» Problem details:
Drop the images; return everything else in the listing below exactly.

» Given data:
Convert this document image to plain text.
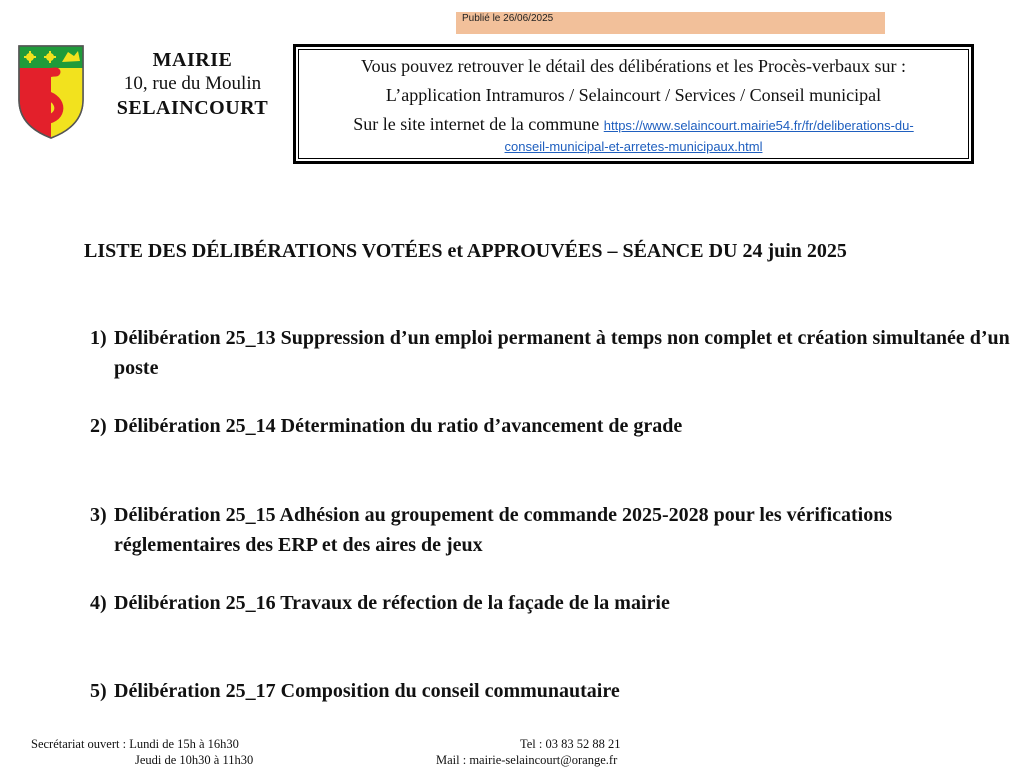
Publié le 26/06/2025
MAIRIE
10, rue du Moulin
SELAINCOURT
Vous pouvez retrouver le détail des délibérations et les Procès-verbaux sur :
L’application Intramuros / Selaincourt / Services / Conseil municipal
Sur le site internet de la commune https://www.selaincourt.mairie54.fr/fr/deliberations-du-
conseil-municipal-et-arretes-municipaux.html
LISTE DES DÉLIBÉRATIONS VOTÉES et APPROUVÉES – SÉANCE DU 24 juin 2025
1) Délibération 25_13 Suppression d’un emploi permanent à temps non complet et création simultanée d’un poste
2) Délibération 25_14 Détermination du ratio d’avancement de grade
3) Délibération 25_15 Adhésion au groupement de commande 2025-2028 pour les vérifications réglementaires des ERP et des aires de jeux
4) Délibération 25_16 Travaux de réfection de la façade de la mairie
5) Délibération 25_17 Composition du conseil communautaire
Secrétariat ouvert : Lundi de 15h à 16h30
Jeudi de 10h30 à 11h30
Tel : 03 83 52 88 21
Mail : mairie-selaincourt@orange.fr
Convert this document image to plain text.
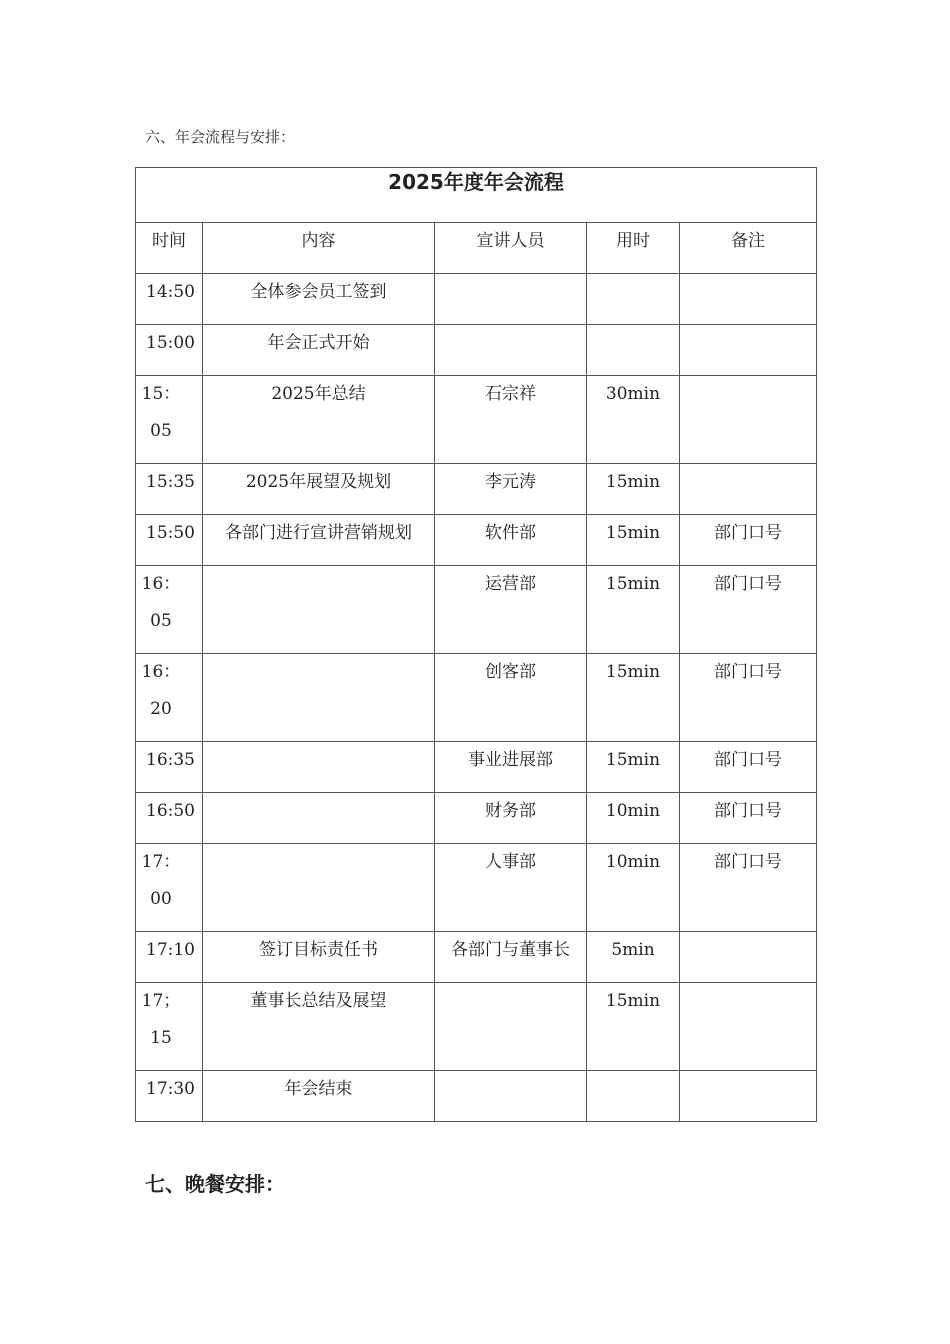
六、年会流程与安排：
2025年度年会流程				
时间	内容	宣讲人员	用时	备注
14:50	全体参会员工签到			
15:00	年会正式开始			
15：
05	2025年总结	石宗祥	30min	
15:35	2025年展望及规划	李元涛	15min	
15:50	各部门进行宣讲营销规划	软件部	15min	部门口号
16：
05		运营部	15min	部门口号
16：
20		创客部	15min	部门口号
16:35		事业进展部	15min	部门口号
16:50		财务部	10min	部门口号
17：
00		人事部	10min	部门口号
17:10	签订目标责任书	各部门与董事长	5min	
17；
15	董事长总结及展望		15min	
17:30	年会结束			
七、晚餐安排：
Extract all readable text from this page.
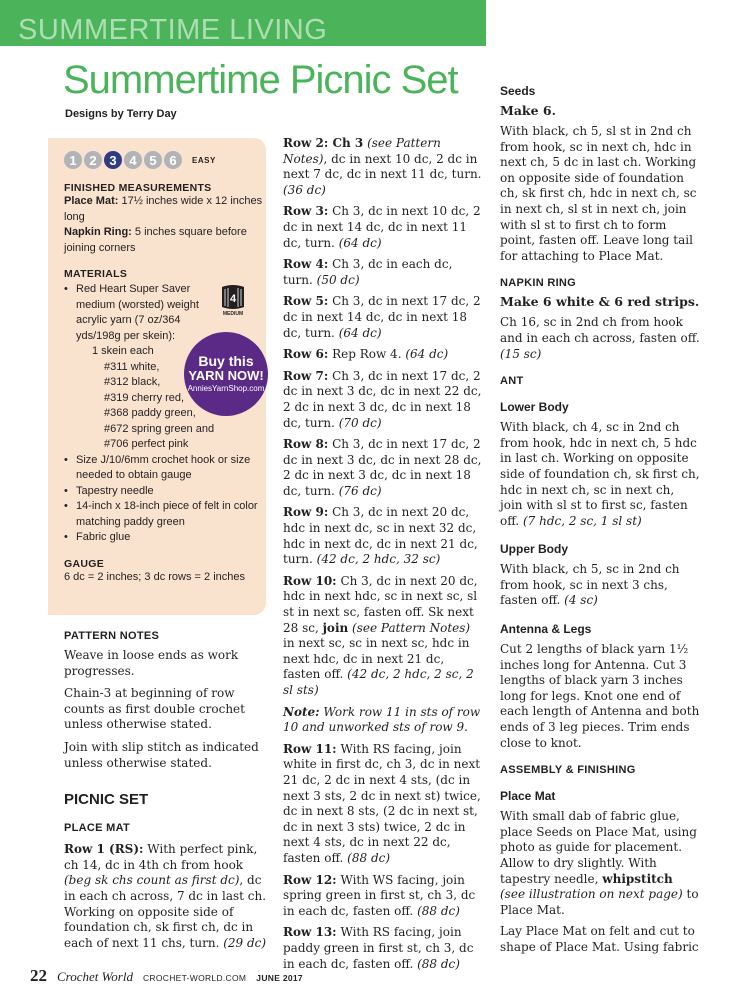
SUMMERTIME LIVING
Summertime Picnic Set
Designs by Terry Day
1 2 3 4 5 6	EASY
FINISHED MEASUREMENTS
Place Mat: 17½ inches wide x 12 inches long
Napkin Ring: 5 inches square before joining corners
MATERIALS
• Red Heart Super Saver medium (worsted) weight acrylic yarn (7 oz/364 yds/198g per skein):
1 skein each
#311 white,
#312 black,
#319 cherry red,
#368 paddy green,
#672 spring green and
#706 perfect pink
• Size J/10/6mm crochet hook or size needed to obtain gauge
• Tapestry needle
• 14-inch x 18-inch piece of felt in color matching paddy green
• Fabric glue
GAUGE
6 dc = 2 inches; 3 dc rows = 2 inches
4
MEDIUM
Buy this
YARN NOW!
AnniesYarnShop.com
PATTERN NOTES
Weave in loose ends as work progresses.
Chain-3 at beginning of row counts as first double crochet unless otherwise stated.
Join with slip stitch as indicated unless otherwise stated.
PICNIC SET
PLACE MAT
Row 1 (RS): With perfect pink, ch 14, dc in 4th ch from hook (beg sk chs count as first dc), dc in each ch across, 7 dc in last ch. Working on opposite side of foundation ch, sk first ch, dc in each of next 11 chs, turn. (29 dc)
Row 2: Ch 3 (see Pattern Notes), dc in next 10 dc, 2 dc in next 7 dc, dc in next 11 dc, turn. (36 dc)
Row 3: Ch 3, dc in next 10 dc, 2 dc in next 14 dc, dc in next 11 dc, turn. (64 dc)
Row 4: Ch 3, dc in each dc, turn. (50 dc)
Row 5: Ch 3, dc in next 17 dc, 2 dc in next 14 dc, dc in next 18 dc, turn. (64 dc)
Row 6: Rep Row 4. (64 dc)
Row 7: Ch 3, dc in next 17 dc, 2 dc in next 3 dc, dc in next 22 dc, 2 dc in next 3 dc, dc in next 18 dc, turn. (70 dc)
Row 8: Ch 3, dc in next 17 dc, 2 dc in next 3 dc, dc in next 28 dc, 2 dc in next 3 dc, dc in next 18 dc, turn. (76 dc)
Row 9: Ch 3, dc in next 20 dc, hdc in next dc, sc in next 32 dc, hdc in next dc, dc in next 21 dc, turn. (42 dc, 2 hdc, 32 sc)
Row 10: Ch 3, dc in next 20 dc, hdc in next hdc, sc in next sc, sl st in next sc, fasten off. Sk next 28 sc, join (see Pattern Notes) in next sc, sc in next sc, hdc in next hdc, dc in next 21 dc, fasten off. (42 dc, 2 hdc, 2 sc, 2 sl sts)
Note: Work row 11 in sts of row 10 and unworked sts of row 9.
Row 11: With RS facing, join white in first dc, ch 3, dc in next 21 dc, 2 dc in next 4 sts, (dc in next 3 sts, 2 dc in next st) twice, dc in next 8 sts, (2 dc in next st, dc in next 3 sts) twice, 2 dc in next 4 sts, dc in next 22 dc, fasten off. (88 dc)
Row 12: With WS facing, join spring green in first st, ch 3, dc in each dc, fasten off. (88 dc)
Row 13: With RS facing, join paddy green in first st, ch 3, dc in each dc, fasten off. (88 dc)
Seeds
Make 6.
With black, ch 5, sl st in 2nd ch from hook, sc in next ch, hdc in next ch, 5 dc in last ch. Working on opposite side of foundation ch, sk first ch, hdc in next ch, sc in next ch, sl st in next ch, join with sl st to first ch to form point, fasten off. Leave long tail for attaching to Place Mat.
NAPKIN RING
Make 6 white & 6 red strips.
Ch 16, sc in 2nd ch from hook and in each ch across, fasten off. (15 sc)
ANT
Lower Body
With black, ch 4, sc in 2nd ch from hook, hdc in next ch, 5 hdc in last ch. Working on opposite side of foundation ch, sk first ch, hdc in next ch, sc in next ch, join with sl st to first sc, fasten off. (7 hdc, 2 sc, 1 sl st)
Upper Body
With black, ch 5, sc in 2nd ch from hook, sc in next 3 chs, fasten off. (4 sc)
Antenna & Legs
Cut 2 lengths of black yarn 1½ inches long for Antenna. Cut 3 lengths of black yarn 3 inches long for legs. Knot one end of each length of Antenna and both ends of 3 leg pieces. Trim ends close to knot.
ASSEMBLY & FINISHING
Place Mat
With small dab of fabric glue, place Seeds on Place Mat, using photo as guide for placement. Allow to dry slightly. With tapestry needle, whipstitch (see illustration on next page) to Place Mat.
Lay Place Mat on felt and cut to shape of Place Mat. Using fabric
22 Crochet World CROCHET-WORLD.COM JUNE 2017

» Result for this task:
Convert this document image to plain text.
Publié le 26/06/2025
MAIRIE
10, rue du Moulin
SELAINCOURT
Vous pouvez retrouver le détail des délibérations et les Procès-verbaux sur :
L’application Intramuros / Selaincourt / Services / Conseil municipal
Sur le site internet de la commune https://www.selaincourt.mairie54.fr/fr/deliberations-du-
conseil-municipal-et-arretes-municipaux.html
LISTE DES DÉLIBÉRATIONS VOTÉES et APPROUVÉES – SÉANCE DU 24 juin 2025
1) Délibération 25_13 Suppression d’un emploi permanent à temps non complet et création simultanée d’un poste
2) Délibération 25_14 Détermination du ratio d’avancement de grade
3) Délibération 25_15 Adhésion au groupement de commande 2025-2028 pour les vérifications réglementaires des ERP et des aires de jeux
4) Délibération 25_16 Travaux de réfection de la façade de la mairie
5) Délibération 25_17 Composition du conseil communautaire
Secrétariat ouvert : Lundi de 15h à 16h30
Jeudi de 10h30 à 11h30
Tel : 03 83 52 88 21
Mail : mairie-selaincourt@orange.fr
Convert this document image to plain text.
六、年会流程与安排：
2025年度年会流程				
时间	内容	宣讲人员	用时	备注
14:50	全体参会员工签到			
15:00	年会正式开始			
15：
05	2025年总结	石宗祥	30min	
15:35	2025年展望及规划	李元涛	15min	
15:50	各部门进行宣讲营销规划	软件部	15min	部门口号
16：
05		运营部	15min	部门口号
16：
20		创客部	15min	部门口号
16:35		事业进展部	15min	部门口号
16:50		财务部	10min	部门口号
17：
00		人事部	10min	部门口号
17:10	签订目标责任书	各部门与董事长	5min	
17；
15	董事长总结及展望		15min	
17:30	年会结束			
七、晚餐安排：
Extract all readable text from this page.
SUMMERTIME LIVING
Summertime Picnic Set
Designs by Terry Day
1 2 3 4 5 6	EASY
FINISHED MEASUREMENTS
Place Mat: 17½ inches wide x 12 inches long
Napkin Ring: 5 inches square before joining corners
MATERIALS
• Red Heart Super Saver medium (worsted) weight acrylic yarn (7 oz/364 yds/198g per skein):
1 skein each
#311 white,
#312 black,
#319 cherry red,
#368 paddy green,
#672 spring green and
#706 perfect pink
• Size J/10/6mm crochet hook or size needed to obtain gauge
• Tapestry needle
• 14-inch x 18-inch piece of felt in color matching paddy green
• Fabric glue
GAUGE
6 dc = 2 inches; 3 dc rows = 2 inches
4
MEDIUM
Buy this
YARN NOW!
AnniesYarnShop.com
PATTERN NOTES
Weave in loose ends as work progresses.
Chain-3 at beginning of row counts as first double crochet unless otherwise stated.
Join with slip stitch as indicated unless otherwise stated.
PICNIC SET
PLACE MAT
Row 1 (RS): With perfect pink, ch 14, dc in 4th ch from hook (beg sk chs count as first dc), dc in each ch across, 7 dc in last ch. Working on opposite side of foundation ch, sk first ch, dc in each of next 11 chs, turn. (29 dc)
Row 2: Ch 3 (see Pattern Notes), dc in next 10 dc, 2 dc in next 7 dc, dc in next 11 dc, turn. (36 dc)
Row 3: Ch 3, dc in next 10 dc, 2 dc in next 14 dc, dc in next 11 dc, turn. (64 dc)
Row 4: Ch 3, dc in each dc, turn. (50 dc)
Row 5: Ch 3, dc in next 17 dc, 2 dc in next 14 dc, dc in next 18 dc, turn. (64 dc)
Row 6: Rep Row 4. (64 dc)
Row 7: Ch 3, dc in next 17 dc, 2 dc in next 3 dc, dc in next 22 dc, 2 dc in next 3 dc, dc in next 18 dc, turn. (70 dc)
Row 8: Ch 3, dc in next 17 dc, 2 dc in next 3 dc, dc in next 28 dc, 2 dc in next 3 dc, dc in next 18 dc, turn. (76 dc)
Row 9: Ch 3, dc in next 20 dc, hdc in next dc, sc in next 32 dc, hdc in next dc, dc in next 21 dc, turn. (42 dc, 2 hdc, 32 sc)
Row 10: Ch 3, dc in next 20 dc, hdc in next hdc, sc in next sc, sl st in next sc, fasten off. Sk next 28 sc, join (see Pattern Notes) in next sc, sc in next sc, hdc in next hdc, dc in next 21 dc, fasten off. (42 dc, 2 hdc, 2 sc, 2 sl sts)
Note: Work row 11 in sts of row 10 and unworked sts of row 9.
Row 11: With RS facing, join white in first dc, ch 3, dc in next 21 dc, 2 dc in next 4 sts, (dc in next 3 sts, 2 dc in next st) twice, dc in next 8 sts, (2 dc in next st, dc in next 3 sts) twice, 2 dc in next 4 sts, dc in next 22 dc, fasten off. (88 dc)
Row 12: With WS facing, join spring green in first st, ch 3, dc in each dc, fasten off. (88 dc)
Row 13: With RS facing, join paddy green in first st, ch 3, dc in each dc, fasten off. (88 dc)
Seeds
Make 6.
With black, ch 5, sl st in 2nd ch from hook, sc in next ch, hdc in next ch, 5 dc in last ch. Working on opposite side of foundation ch, sk first ch, hdc in next ch, sc in next ch, sl st in next ch, join with sl st to first ch to form point, fasten off. Leave long tail for attaching to Place Mat.
NAPKIN RING
Make 6 white & 6 red strips.
Ch 16, sc in 2nd ch from hook and in each ch across, fasten off. (15 sc)
ANT
Lower Body
With black, ch 4, sc in 2nd ch from hook, hdc in next ch, 5 hdc in last ch. Working on opposite side of foundation ch, sk first ch, hdc in next ch, sc in next ch, join with sl st to first sc, fasten off. (7 hdc, 2 sc, 1 sl st)
Upper Body
With black, ch 5, sc in 2nd ch from hook, sc in next 3 chs, fasten off. (4 sc)
Antenna & Legs
Cut 2 lengths of black yarn 1½ inches long for Antenna. Cut 3 lengths of black yarn 3 inches long for legs. Knot one end of each length of Antenna and both ends of 3 leg pieces. Trim ends close to knot.
ASSEMBLY & FINISHING
Place Mat
With small dab of fabric glue, place Seeds on Place Mat, using photo as guide for placement. Allow to dry slightly. With tapestry needle, whipstitch (see illustration on next page) to Place Mat.
Lay Place Mat on felt and cut to shape of Place Mat. Using fabric
22 Crochet World CROCHET-WORLD.COM JUNE 2017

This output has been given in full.